Return the following lines exactly as they appear.

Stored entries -
◆ ◆ ◆ ◆

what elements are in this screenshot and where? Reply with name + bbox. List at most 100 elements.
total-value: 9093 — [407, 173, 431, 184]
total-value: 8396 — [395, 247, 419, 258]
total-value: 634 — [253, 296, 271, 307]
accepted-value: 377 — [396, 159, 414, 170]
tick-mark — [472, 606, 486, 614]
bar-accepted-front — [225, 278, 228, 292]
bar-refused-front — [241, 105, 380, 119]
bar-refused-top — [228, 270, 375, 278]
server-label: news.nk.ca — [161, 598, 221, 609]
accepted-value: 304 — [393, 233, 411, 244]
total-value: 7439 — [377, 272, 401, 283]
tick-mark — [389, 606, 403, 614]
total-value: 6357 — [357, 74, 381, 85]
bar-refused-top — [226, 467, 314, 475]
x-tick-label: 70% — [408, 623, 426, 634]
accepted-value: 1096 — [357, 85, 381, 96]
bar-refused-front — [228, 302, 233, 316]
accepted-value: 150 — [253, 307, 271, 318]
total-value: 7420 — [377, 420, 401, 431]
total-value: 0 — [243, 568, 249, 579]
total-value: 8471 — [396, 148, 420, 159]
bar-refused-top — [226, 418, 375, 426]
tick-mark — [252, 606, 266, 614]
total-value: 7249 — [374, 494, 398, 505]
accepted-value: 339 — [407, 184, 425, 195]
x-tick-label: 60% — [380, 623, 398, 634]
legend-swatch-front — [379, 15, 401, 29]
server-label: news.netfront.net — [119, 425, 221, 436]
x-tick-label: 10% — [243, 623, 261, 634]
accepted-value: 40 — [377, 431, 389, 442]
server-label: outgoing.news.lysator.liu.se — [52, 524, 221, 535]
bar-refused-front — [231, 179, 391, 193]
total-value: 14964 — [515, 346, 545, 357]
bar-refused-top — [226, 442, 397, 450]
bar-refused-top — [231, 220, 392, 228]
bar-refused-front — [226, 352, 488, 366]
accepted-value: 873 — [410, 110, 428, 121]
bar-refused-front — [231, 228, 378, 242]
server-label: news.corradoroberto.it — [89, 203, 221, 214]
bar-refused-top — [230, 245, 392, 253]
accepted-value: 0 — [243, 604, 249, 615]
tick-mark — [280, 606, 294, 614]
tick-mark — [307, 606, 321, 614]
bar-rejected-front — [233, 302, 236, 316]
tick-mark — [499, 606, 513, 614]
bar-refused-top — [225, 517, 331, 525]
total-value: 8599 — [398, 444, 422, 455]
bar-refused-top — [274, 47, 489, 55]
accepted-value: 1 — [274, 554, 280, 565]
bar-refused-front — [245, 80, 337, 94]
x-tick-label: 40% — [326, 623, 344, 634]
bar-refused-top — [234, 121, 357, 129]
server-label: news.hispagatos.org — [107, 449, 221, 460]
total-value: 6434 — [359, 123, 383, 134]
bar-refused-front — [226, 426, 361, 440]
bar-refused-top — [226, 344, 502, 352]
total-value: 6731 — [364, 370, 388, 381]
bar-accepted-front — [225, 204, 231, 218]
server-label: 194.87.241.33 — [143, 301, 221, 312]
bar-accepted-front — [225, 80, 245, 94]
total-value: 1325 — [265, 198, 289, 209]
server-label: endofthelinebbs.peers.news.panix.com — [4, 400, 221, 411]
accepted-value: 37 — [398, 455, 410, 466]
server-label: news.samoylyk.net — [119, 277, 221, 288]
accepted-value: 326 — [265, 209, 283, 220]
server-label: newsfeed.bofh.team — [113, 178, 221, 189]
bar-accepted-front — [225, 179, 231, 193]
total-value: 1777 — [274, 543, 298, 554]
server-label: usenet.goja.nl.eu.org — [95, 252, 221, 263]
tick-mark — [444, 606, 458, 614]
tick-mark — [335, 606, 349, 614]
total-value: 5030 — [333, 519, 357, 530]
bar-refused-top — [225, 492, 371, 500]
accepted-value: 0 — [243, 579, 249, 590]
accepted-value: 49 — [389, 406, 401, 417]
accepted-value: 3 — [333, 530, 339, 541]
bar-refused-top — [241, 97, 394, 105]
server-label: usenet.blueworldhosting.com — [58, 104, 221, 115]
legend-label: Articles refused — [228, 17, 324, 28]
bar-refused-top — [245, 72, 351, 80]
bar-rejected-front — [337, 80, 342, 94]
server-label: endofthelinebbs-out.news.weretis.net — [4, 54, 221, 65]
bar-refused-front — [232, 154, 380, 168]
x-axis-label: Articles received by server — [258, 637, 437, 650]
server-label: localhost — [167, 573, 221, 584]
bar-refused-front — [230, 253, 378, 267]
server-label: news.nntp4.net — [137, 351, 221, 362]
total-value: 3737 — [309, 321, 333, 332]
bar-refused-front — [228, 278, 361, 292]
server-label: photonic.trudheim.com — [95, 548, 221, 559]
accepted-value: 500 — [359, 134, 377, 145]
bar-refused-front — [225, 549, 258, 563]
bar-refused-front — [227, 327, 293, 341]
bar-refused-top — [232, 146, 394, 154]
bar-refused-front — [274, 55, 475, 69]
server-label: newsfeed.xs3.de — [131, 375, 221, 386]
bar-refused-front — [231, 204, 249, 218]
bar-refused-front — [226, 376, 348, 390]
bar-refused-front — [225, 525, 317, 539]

◆ ◆ ◆ ◆

Task solution -
what elements are in this screenshot and where? Reply with name + bbox. List at most 100 elements.
total-value: 9093 — [407, 173, 431, 184]
total-value: 8396 — [395, 247, 419, 258]
total-value: 634 — [253, 296, 271, 307]
accepted-value: 377 — [396, 159, 414, 170]
tick-mark — [472, 606, 486, 614]
bar-accepted-front — [225, 278, 228, 292]
bar-refused-front — [241, 105, 380, 119]
bar-refused-top — [228, 270, 375, 278]
server-label: news.nk.ca — [161, 598, 221, 609]
accepted-value: 304 — [393, 233, 411, 244]
total-value: 7439 — [377, 272, 401, 283]
tick-mark — [389, 606, 403, 614]
total-value: 6357 — [357, 74, 381, 85]
bar-refused-top — [226, 467, 314, 475]
x-tick-label: 70% — [408, 623, 426, 634]
accepted-value: 1096 — [357, 85, 381, 96]
bar-refused-front — [228, 302, 233, 316]
accepted-value: 150 — [253, 307, 271, 318]
total-value: 7420 — [377, 420, 401, 431]
total-value: 0 — [243, 568, 249, 579]
total-value: 8471 — [396, 148, 420, 159]
bar-refused-top — [226, 418, 375, 426]
tick-mark — [252, 606, 266, 614]
total-value: 7249 — [374, 494, 398, 505]
accepted-value: 339 — [407, 184, 425, 195]
x-tick-label: 60% — [380, 623, 398, 634]
legend-swatch-front — [379, 15, 401, 29]
server-label: news.netfront.net — [119, 425, 221, 436]
x-tick-label: 10% — [243, 623, 261, 634]
accepted-value: 40 — [377, 431, 389, 442]
server-label: outgoing.news.lysator.liu.se — [52, 524, 221, 535]
bar-refused-front — [231, 179, 391, 193]
total-value: 14964 — [515, 346, 545, 357]
bar-refused-top — [226, 442, 397, 450]
bar-refused-top — [231, 220, 392, 228]
bar-refused-front — [226, 352, 488, 366]
accepted-value: 873 — [410, 110, 428, 121]
bar-refused-front — [231, 228, 378, 242]
server-label: news.corradoroberto.it — [89, 203, 221, 214]
bar-refused-top — [230, 245, 392, 253]
accepted-value: 0 — [243, 604, 249, 615]
tick-mark — [280, 606, 294, 614]
tick-mark — [307, 606, 321, 614]
bar-rejected-front — [233, 302, 236, 316]
tick-mark — [499, 606, 513, 614]
bar-refused-top — [225, 517, 331, 525]
total-value: 8599 — [398, 444, 422, 455]
bar-refused-top — [274, 47, 489, 55]
accepted-value: 1 — [274, 554, 280, 565]
bar-refused-front — [245, 80, 337, 94]
x-tick-label: 40% — [326, 623, 344, 634]
bar-refused-top — [234, 121, 357, 129]
server-label: news.hispagatos.org — [107, 449, 221, 460]
total-value: 6434 — [359, 123, 383, 134]
bar-refused-front — [226, 426, 361, 440]
bar-refused-top — [226, 344, 502, 352]
total-value: 6731 — [364, 370, 388, 381]
bar-accepted-front — [225, 204, 231, 218]
server-label: 194.87.241.33 — [143, 301, 221, 312]
bar-accepted-front — [225, 80, 245, 94]
total-value: 1325 — [265, 198, 289, 209]
server-label: endofthelinebbs.peers.news.panix.com — [4, 400, 221, 411]
accepted-value: 37 — [398, 455, 410, 466]
server-label: news.samoylyk.net — [119, 277, 221, 288]
accepted-value: 326 — [265, 209, 283, 220]
server-label: newsfeed.bofh.team — [113, 178, 221, 189]
bar-accepted-front — [225, 179, 231, 193]
total-value: 1777 — [274, 543, 298, 554]
server-label: usenet.goja.nl.eu.org — [95, 252, 221, 263]
tick-mark — [444, 606, 458, 614]
tick-mark — [335, 606, 349, 614]
total-value: 5030 — [333, 519, 357, 530]
bar-refused-top — [225, 492, 371, 500]
accepted-value: 0 — [243, 579, 249, 590]
accepted-value: 49 — [389, 406, 401, 417]
accepted-value: 3 — [333, 530, 339, 541]
bar-refused-top — [241, 97, 394, 105]
server-label: usenet.blueworldhosting.com — [58, 104, 221, 115]
legend-label: Articles refused — [228, 17, 324, 28]
bar-refused-top — [245, 72, 351, 80]
bar-rejected-front — [337, 80, 342, 94]
server-label: endofthelinebbs-out.news.weretis.net — [4, 54, 221, 65]
bar-refused-front — [232, 154, 380, 168]
x-axis-label: Articles received by server — [258, 637, 437, 650]
server-label: localhost — [167, 573, 221, 584]
bar-refused-front — [230, 253, 378, 267]
server-label: news.nntp4.net — [137, 351, 221, 362]
total-value: 3737 — [309, 321, 333, 332]
bar-refused-front — [228, 278, 361, 292]
server-label: photonic.trudheim.com — [95, 548, 221, 559]
accepted-value: 500 — [359, 134, 377, 145]
bar-refused-front — [225, 549, 258, 563]
bar-refused-front — [227, 327, 293, 341]
bar-refused-top — [232, 146, 394, 154]
bar-refused-front — [274, 55, 475, 69]
server-label: newsfeed.xs3.de — [131, 375, 221, 386]
bar-refused-front — [231, 204, 249, 218]
bar-refused-front — [226, 376, 348, 390]
bar-refused-front — [225, 525, 317, 539]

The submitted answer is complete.